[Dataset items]
* BEGIN *

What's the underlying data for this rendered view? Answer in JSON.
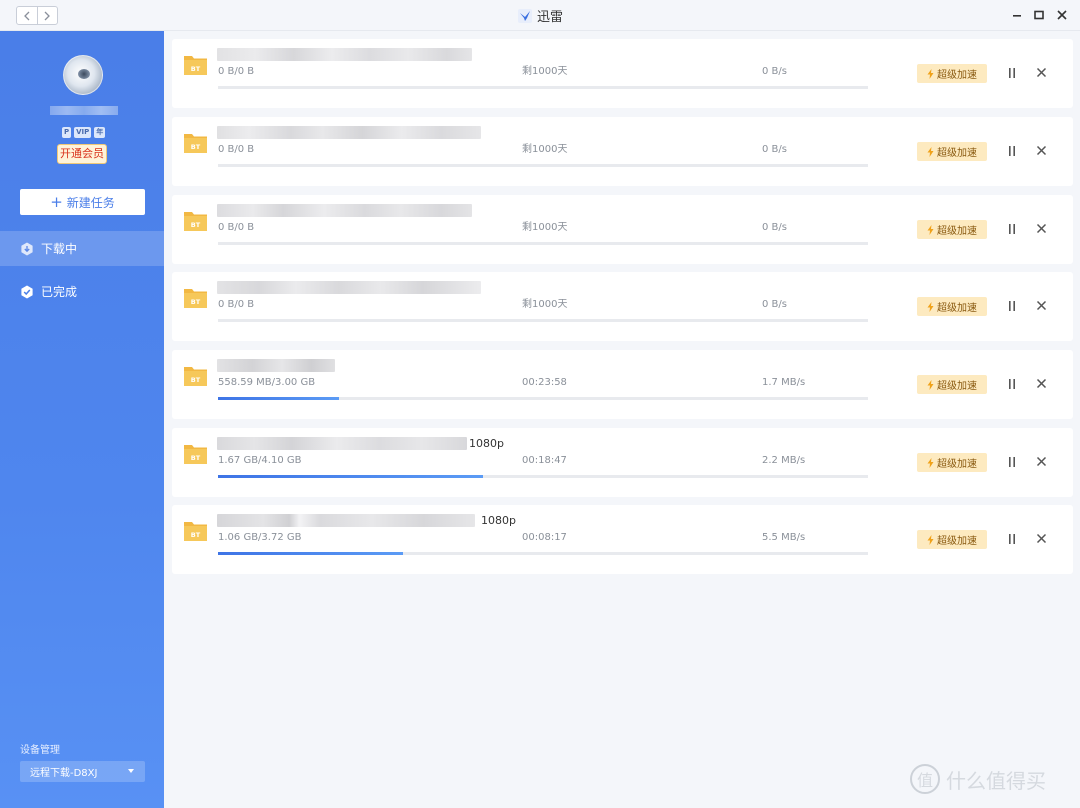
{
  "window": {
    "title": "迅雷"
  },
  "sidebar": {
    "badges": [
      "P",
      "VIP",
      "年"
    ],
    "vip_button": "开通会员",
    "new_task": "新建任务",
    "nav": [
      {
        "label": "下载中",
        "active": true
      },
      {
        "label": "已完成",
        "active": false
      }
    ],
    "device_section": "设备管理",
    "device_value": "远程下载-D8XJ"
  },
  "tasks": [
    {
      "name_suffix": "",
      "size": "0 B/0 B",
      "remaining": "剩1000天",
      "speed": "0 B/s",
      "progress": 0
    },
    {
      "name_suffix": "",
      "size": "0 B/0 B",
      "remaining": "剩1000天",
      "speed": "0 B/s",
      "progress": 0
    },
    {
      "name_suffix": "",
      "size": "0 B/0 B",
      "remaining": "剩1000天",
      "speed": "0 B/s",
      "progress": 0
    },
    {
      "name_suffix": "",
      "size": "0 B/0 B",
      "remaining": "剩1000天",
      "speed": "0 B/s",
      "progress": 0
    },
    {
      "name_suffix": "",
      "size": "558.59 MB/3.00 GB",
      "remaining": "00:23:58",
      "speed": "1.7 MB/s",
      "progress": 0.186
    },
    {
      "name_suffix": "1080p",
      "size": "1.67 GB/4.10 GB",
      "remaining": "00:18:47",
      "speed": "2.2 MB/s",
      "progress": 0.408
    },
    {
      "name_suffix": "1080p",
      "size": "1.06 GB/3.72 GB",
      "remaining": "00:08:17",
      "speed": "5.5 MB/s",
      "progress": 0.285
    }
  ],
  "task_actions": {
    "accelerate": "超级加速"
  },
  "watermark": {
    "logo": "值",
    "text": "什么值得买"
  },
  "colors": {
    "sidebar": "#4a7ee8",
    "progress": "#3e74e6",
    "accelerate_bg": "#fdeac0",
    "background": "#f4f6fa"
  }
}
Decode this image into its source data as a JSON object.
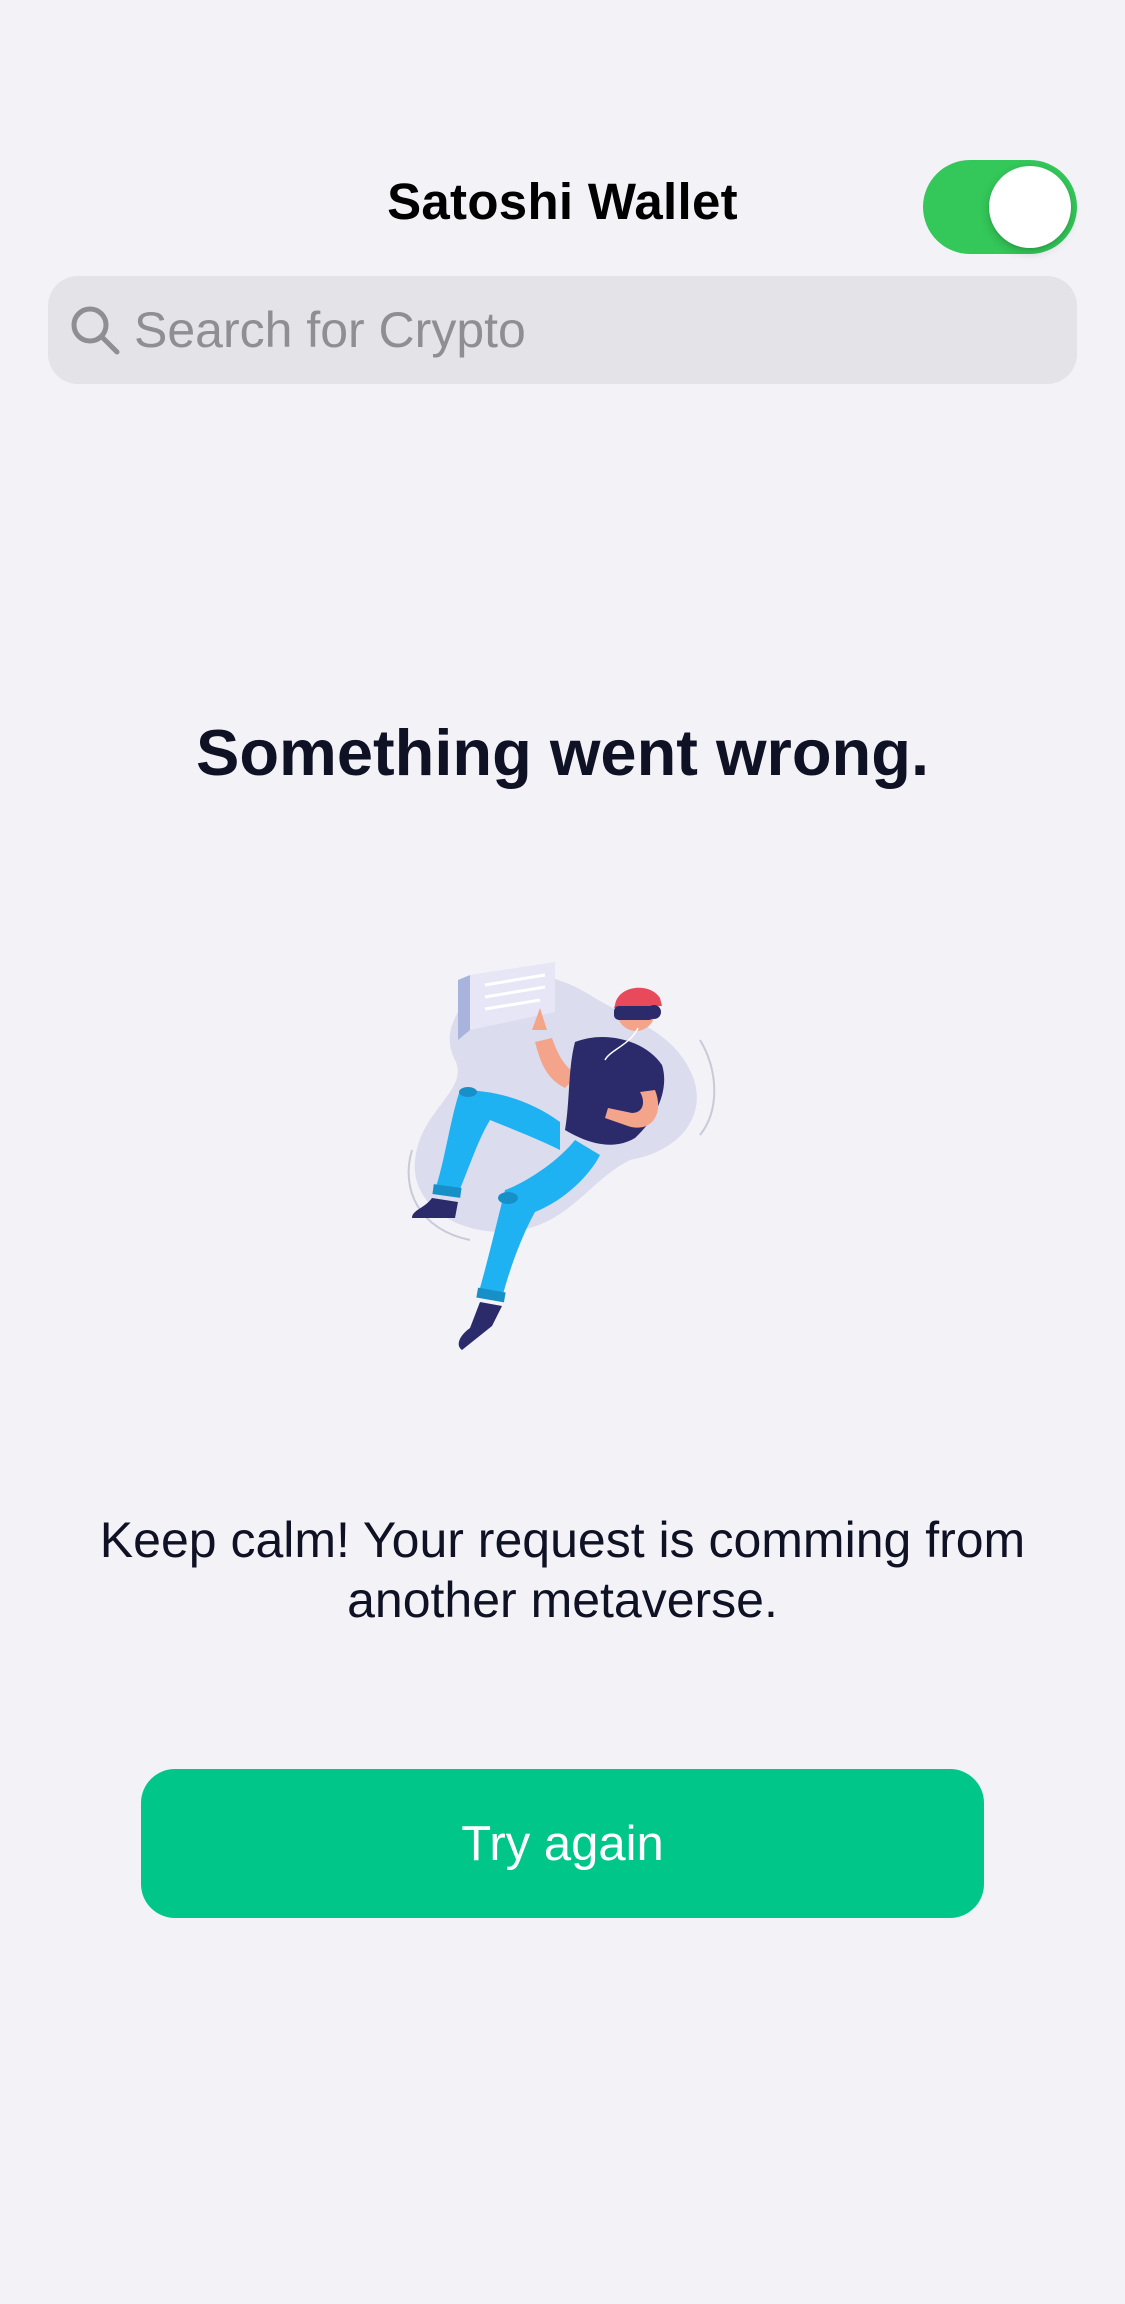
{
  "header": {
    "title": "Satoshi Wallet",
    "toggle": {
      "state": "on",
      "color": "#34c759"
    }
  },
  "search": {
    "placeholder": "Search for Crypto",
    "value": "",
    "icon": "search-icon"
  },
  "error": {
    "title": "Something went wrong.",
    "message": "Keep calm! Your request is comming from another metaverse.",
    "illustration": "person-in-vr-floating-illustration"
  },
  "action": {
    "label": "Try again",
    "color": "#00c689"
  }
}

* END *

(Task brief)
Copy every single line of the material above that holds "JSON".

(Correct output)
What's the underlying data for this rendered view? Answer in JSON.
Decode this image into its source data as a JSON object.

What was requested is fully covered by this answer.